— Begin Data to use —
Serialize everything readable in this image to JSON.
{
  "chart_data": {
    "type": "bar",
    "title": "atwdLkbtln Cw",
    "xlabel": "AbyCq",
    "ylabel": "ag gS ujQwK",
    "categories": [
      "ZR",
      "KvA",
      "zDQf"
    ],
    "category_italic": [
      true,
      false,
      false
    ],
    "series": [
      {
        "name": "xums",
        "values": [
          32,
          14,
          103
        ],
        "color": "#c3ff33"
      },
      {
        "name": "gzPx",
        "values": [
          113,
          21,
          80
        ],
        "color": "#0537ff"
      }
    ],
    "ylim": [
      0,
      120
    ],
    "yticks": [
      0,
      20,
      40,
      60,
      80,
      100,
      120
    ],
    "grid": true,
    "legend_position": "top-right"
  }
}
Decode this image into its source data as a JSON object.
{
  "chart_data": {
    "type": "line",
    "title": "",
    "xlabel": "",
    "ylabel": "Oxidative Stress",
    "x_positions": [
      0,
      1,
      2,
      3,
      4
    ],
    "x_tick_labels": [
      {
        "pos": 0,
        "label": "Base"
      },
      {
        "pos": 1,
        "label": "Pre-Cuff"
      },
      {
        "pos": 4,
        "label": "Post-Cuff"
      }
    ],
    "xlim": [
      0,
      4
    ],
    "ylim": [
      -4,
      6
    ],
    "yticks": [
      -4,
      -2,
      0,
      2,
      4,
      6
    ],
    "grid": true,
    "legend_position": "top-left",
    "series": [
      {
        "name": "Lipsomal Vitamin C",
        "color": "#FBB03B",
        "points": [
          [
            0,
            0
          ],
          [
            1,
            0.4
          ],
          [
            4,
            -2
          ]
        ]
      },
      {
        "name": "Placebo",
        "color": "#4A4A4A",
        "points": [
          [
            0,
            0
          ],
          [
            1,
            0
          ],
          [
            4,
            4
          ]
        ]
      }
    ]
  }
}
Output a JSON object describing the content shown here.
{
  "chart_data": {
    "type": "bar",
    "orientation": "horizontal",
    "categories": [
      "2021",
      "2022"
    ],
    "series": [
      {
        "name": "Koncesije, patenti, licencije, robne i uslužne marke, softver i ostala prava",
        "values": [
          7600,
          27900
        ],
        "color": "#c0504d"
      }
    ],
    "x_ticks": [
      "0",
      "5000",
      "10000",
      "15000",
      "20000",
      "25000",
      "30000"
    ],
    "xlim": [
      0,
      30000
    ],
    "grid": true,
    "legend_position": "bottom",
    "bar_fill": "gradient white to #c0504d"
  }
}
— End Data to use —
**What needs to be done**
Every entry must be retyped in full, exactly as given.

**Reply to the exercise**
Serialize everything readable in this image to JSON.
{
  "chart_data": {
    "type": "bar",
    "title": "atwdLkbtln Cw",
    "xlabel": "AbyCq",
    "ylabel": "ag gS ujQwK",
    "categories": [
      "ZR",
      "KvA",
      "zDQf"
    ],
    "category_italic": [
      true,
      false,
      false
    ],
    "series": [
      {
        "name": "xums",
        "values": [
          32,
          14,
          103
        ],
        "color": "#c3ff33"
      },
      {
        "name": "gzPx",
        "values": [
          113,
          21,
          80
        ],
        "color": "#0537ff"
      }
    ],
    "ylim": [
      0,
      120
    ],
    "yticks": [
      0,
      20,
      40,
      60,
      80,
      100,
      120
    ],
    "grid": true,
    "legend_position": "top-right"
  }
}
Decode this image into its source data as a JSON object.
{
  "chart_data": {
    "type": "line",
    "title": "",
    "xlabel": "",
    "ylabel": "Oxidative Stress",
    "x_positions": [
      0,
      1,
      2,
      3,
      4
    ],
    "x_tick_labels": [
      {
        "pos": 0,
        "label": "Base"
      },
      {
        "pos": 1,
        "label": "Pre-Cuff"
      },
      {
        "pos": 4,
        "label": "Post-Cuff"
      }
    ],
    "xlim": [
      0,
      4
    ],
    "ylim": [
      -4,
      6
    ],
    "yticks": [
      -4,
      -2,
      0,
      2,
      4,
      6
    ],
    "grid": true,
    "legend_position": "top-left",
    "series": [
      {
        "name": "Lipsomal Vitamin C",
        "color": "#FBB03B",
        "points": [
          [
            0,
            0
          ],
          [
            1,
            0.4
          ],
          [
            4,
            -2
          ]
        ]
      },
      {
        "name": "Placebo",
        "color": "#4A4A4A",
        "points": [
          [
            0,
            0
          ],
          [
            1,
            0
          ],
          [
            4,
            4
          ]
        ]
      }
    ]
  }
}
Output a JSON object describing the content shown here.
{
  "chart_data": {
    "type": "bar",
    "orientation": "horizontal",
    "categories": [
      "2021",
      "2022"
    ],
    "series": [
      {
        "name": "Koncesije, patenti, licencije, robne i uslužne marke, softver i ostala prava",
        "values": [
          7600,
          27900
        ],
        "color": "#c0504d"
      }
    ],
    "x_ticks": [
      "0",
      "5000",
      "10000",
      "15000",
      "20000",
      "25000",
      "30000"
    ],
    "xlim": [
      0,
      30000
    ],
    "grid": true,
    "legend_position": "bottom",
    "bar_fill": "gradient white to #c0504d"
  }
}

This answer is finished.